** Problem requirements **
Can you transcribe every line exactly and leave the pictures behind?

* BEGIN Material supplied *

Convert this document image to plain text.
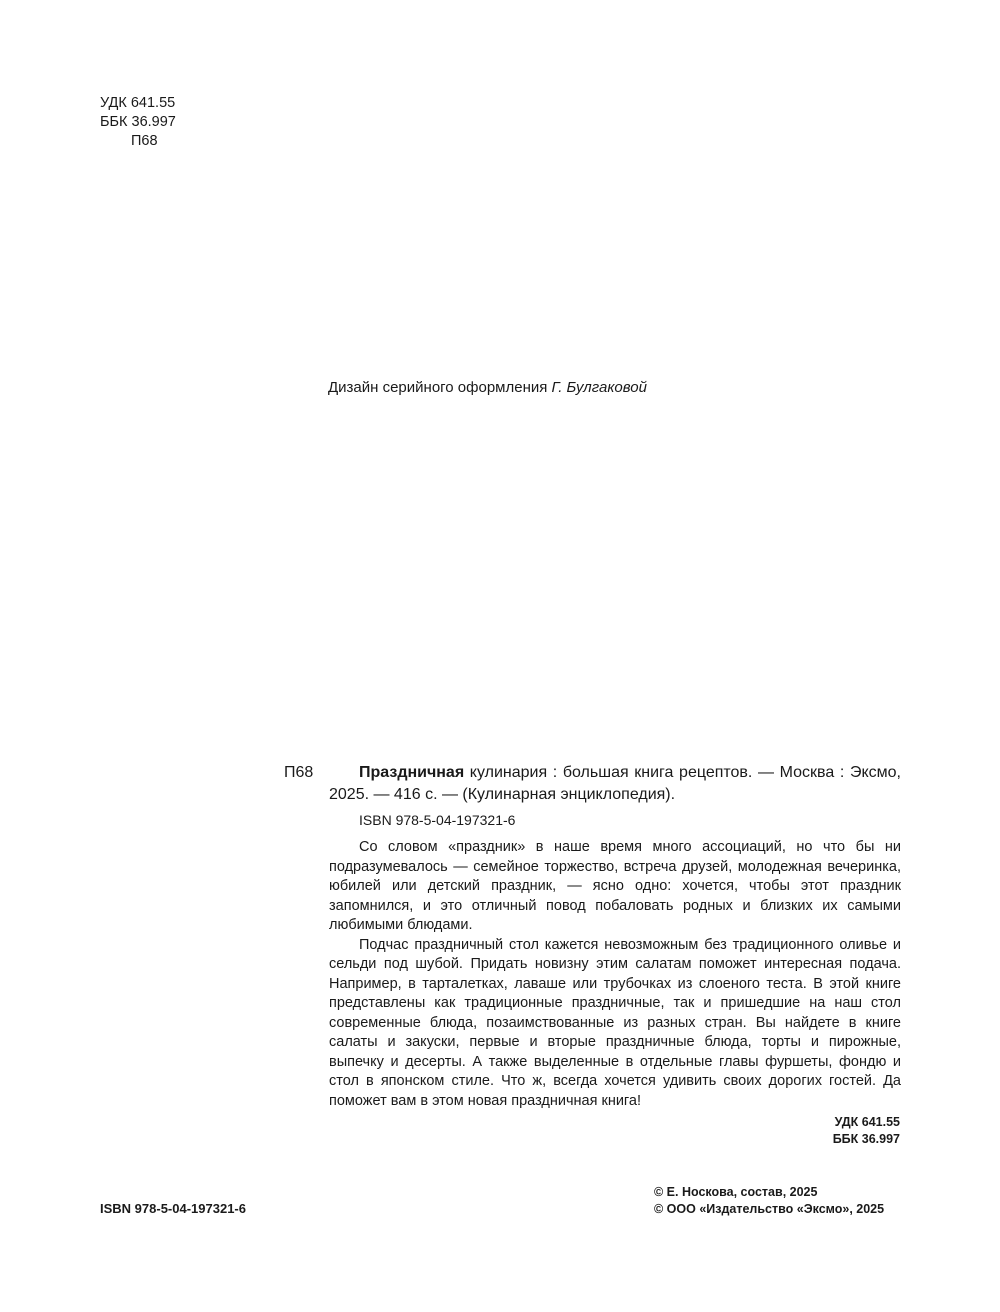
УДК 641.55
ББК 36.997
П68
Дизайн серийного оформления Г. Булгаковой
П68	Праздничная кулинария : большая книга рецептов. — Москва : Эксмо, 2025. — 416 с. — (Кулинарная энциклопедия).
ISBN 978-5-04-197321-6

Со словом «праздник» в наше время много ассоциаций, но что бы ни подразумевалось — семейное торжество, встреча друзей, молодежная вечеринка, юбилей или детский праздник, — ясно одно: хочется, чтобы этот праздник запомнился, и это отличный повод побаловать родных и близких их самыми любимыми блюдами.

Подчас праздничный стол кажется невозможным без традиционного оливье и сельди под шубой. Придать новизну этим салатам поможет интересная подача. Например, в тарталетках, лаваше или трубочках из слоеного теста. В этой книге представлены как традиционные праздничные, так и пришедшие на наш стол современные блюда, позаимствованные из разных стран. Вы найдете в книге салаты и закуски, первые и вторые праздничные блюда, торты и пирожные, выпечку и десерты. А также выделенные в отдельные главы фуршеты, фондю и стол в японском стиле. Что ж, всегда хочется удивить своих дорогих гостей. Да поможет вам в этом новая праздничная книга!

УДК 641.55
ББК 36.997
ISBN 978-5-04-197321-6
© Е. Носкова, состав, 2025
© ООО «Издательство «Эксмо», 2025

* END Material supplied *

** Complete output **
Convert this document image to plain text.
УДК 641.55
ББК 36.997
П68
Дизайн серийного оформления Г. Булгаковой
П68	Праздничная кулинария : большая книга рецептов. — Москва : Эксмо, 2025. — 416 с. — (Кулинарная энциклопедия).
ISBN 978-5-04-197321-6

Со словом «праздник» в наше время много ассоциаций, но что бы ни подразумевалось — семейное торжество, встреча друзей, молодежная вечеринка, юбилей или детский праздник, — ясно одно: хочется, чтобы этот праздник запомнился, и это отличный повод побаловать родных и близких их самыми любимыми блюдами.

Подчас праздничный стол кажется невозможным без традиционного оливье и сельди под шубой. Придать новизну этим салатам поможет интересная подача. Например, в тарталетках, лаваше или трубочках из слоеного теста. В этой книге представлены как традиционные праздничные, так и пришедшие на наш стол современные блюда, позаимствованные из разных стран. Вы найдете в книге салаты и закуски, первые и вторые праздничные блюда, торты и пирожные, выпечку и десерты. А также выделенные в отдельные главы фуршеты, фондю и стол в японском стиле. Что ж, всегда хочется удивить своих дорогих гостей. Да поможет вам в этом новая праздничная книга!

УДК 641.55
ББК 36.997
ISBN 978-5-04-197321-6
© Е. Носкова, состав, 2025
© ООО «Издательство «Эксмо», 2025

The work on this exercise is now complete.